▶ _GOAL OF THE EXERCISE_: Your task is to extract every line from the material below exactly.

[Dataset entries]
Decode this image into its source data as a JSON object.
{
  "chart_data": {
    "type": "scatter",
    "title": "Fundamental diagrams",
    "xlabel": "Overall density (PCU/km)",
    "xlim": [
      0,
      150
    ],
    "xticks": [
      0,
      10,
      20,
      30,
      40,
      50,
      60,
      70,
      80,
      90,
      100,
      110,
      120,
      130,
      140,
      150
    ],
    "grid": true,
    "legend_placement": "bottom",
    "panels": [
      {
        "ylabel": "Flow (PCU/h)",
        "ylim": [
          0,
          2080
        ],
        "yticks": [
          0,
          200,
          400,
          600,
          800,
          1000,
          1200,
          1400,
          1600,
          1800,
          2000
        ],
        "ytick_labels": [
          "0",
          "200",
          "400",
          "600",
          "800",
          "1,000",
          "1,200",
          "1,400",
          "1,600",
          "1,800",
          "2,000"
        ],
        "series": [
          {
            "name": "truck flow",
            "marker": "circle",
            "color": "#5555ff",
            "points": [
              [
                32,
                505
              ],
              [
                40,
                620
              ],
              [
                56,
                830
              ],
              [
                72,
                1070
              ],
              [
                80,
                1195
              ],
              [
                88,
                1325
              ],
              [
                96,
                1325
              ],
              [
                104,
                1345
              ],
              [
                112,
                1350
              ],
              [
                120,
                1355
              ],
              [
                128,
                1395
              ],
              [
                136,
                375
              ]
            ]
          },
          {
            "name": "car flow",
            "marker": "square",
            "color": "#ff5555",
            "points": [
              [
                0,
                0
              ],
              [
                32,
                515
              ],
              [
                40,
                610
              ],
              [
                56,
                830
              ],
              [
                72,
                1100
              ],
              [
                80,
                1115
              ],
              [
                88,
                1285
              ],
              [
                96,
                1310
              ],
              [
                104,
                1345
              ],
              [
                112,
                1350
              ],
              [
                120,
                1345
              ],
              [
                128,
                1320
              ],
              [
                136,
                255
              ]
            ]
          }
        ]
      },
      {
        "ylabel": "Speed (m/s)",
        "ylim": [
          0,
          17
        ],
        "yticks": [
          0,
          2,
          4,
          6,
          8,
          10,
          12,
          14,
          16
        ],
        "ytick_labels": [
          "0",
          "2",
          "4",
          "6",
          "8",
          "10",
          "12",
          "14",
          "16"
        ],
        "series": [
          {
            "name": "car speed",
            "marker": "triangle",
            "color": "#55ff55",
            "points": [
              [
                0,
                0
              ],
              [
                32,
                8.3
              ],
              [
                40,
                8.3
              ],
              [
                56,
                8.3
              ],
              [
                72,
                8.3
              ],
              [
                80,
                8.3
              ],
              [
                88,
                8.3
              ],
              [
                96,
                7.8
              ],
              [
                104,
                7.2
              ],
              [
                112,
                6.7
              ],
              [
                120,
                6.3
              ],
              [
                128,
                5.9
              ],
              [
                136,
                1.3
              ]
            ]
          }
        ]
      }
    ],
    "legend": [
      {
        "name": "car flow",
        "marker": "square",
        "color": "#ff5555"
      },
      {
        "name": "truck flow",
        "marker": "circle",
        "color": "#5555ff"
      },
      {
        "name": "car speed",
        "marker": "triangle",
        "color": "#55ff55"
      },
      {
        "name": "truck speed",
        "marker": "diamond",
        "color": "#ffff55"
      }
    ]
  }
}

▶ _RESPONSE_:
Decode this image into its source data as a JSON object.
{
  "chart_data": {
    "type": "scatter",
    "title": "Fundamental diagrams",
    "xlabel": "Overall density (PCU/km)",
    "xlim": [
      0,
      150
    ],
    "xticks": [
      0,
      10,
      20,
      30,
      40,
      50,
      60,
      70,
      80,
      90,
      100,
      110,
      120,
      130,
      140,
      150
    ],
    "grid": true,
    "legend_placement": "bottom",
    "panels": [
      {
        "ylabel": "Flow (PCU/h)",
        "ylim": [
          0,
          2080
        ],
        "yticks": [
          0,
          200,
          400,
          600,
          800,
          1000,
          1200,
          1400,
          1600,
          1800,
          2000
        ],
        "ytick_labels": [
          "0",
          "200",
          "400",
          "600",
          "800",
          "1,000",
          "1,200",
          "1,400",
          "1,600",
          "1,800",
          "2,000"
        ],
        "series": [
          {
            "name": "truck flow",
            "marker": "circle",
            "color": "#5555ff",
            "points": [
              [
                32,
                505
              ],
              [
                40,
                620
              ],
              [
                56,
                830
              ],
              [
                72,
                1070
              ],
              [
                80,
                1195
              ],
              [
                88,
                1325
              ],
              [
                96,
                1325
              ],
              [
                104,
                1345
              ],
              [
                112,
                1350
              ],
              [
                120,
                1355
              ],
              [
                128,
                1395
              ],
              [
                136,
                375
              ]
            ]
          },
          {
            "name": "car flow",
            "marker": "square",
            "color": "#ff5555",
            "points": [
              [
                0,
                0
              ],
              [
                32,
                515
              ],
              [
                40,
                610
              ],
              [
                56,
                830
              ],
              [
                72,
                1100
              ],
              [
                80,
                1115
              ],
              [
                88,
                1285
              ],
              [
                96,
                1310
              ],
              [
                104,
                1345
              ],
              [
                112,
                1350
              ],
              [
                120,
                1345
              ],
              [
                128,
                1320
              ],
              [
                136,
                255
              ]
            ]
          }
        ]
      },
      {
        "ylabel": "Speed (m/s)",
        "ylim": [
          0,
          17
        ],
        "yticks": [
          0,
          2,
          4,
          6,
          8,
          10,
          12,
          14,
          16
        ],
        "ytick_labels": [
          "0",
          "2",
          "4",
          "6",
          "8",
          "10",
          "12",
          "14",
          "16"
        ],
        "series": [
          {
            "name": "car speed",
            "marker": "triangle",
            "color": "#55ff55",
            "points": [
              [
                0,
                0
              ],
              [
                32,
                8.3
              ],
              [
                40,
                8.3
              ],
              [
                56,
                8.3
              ],
              [
                72,
                8.3
              ],
              [
                80,
                8.3
              ],
              [
                88,
                8.3
              ],
              [
                96,
                7.8
              ],
              [
                104,
                7.2
              ],
              [
                112,
                6.7
              ],
              [
                120,
                6.3
              ],
              [
                128,
                5.9
              ],
              [
                136,
                1.3
              ]
            ]
          }
        ]
      }
    ],
    "legend": [
      {
        "name": "car flow",
        "marker": "square",
        "color": "#ff5555"
      },
      {
        "name": "truck flow",
        "marker": "circle",
        "color": "#5555ff"
      },
      {
        "name": "car speed",
        "marker": "triangle",
        "color": "#55ff55"
      },
      {
        "name": "truck speed",
        "marker": "diamond",
        "color": "#ffff55"
      }
    ]
  }
}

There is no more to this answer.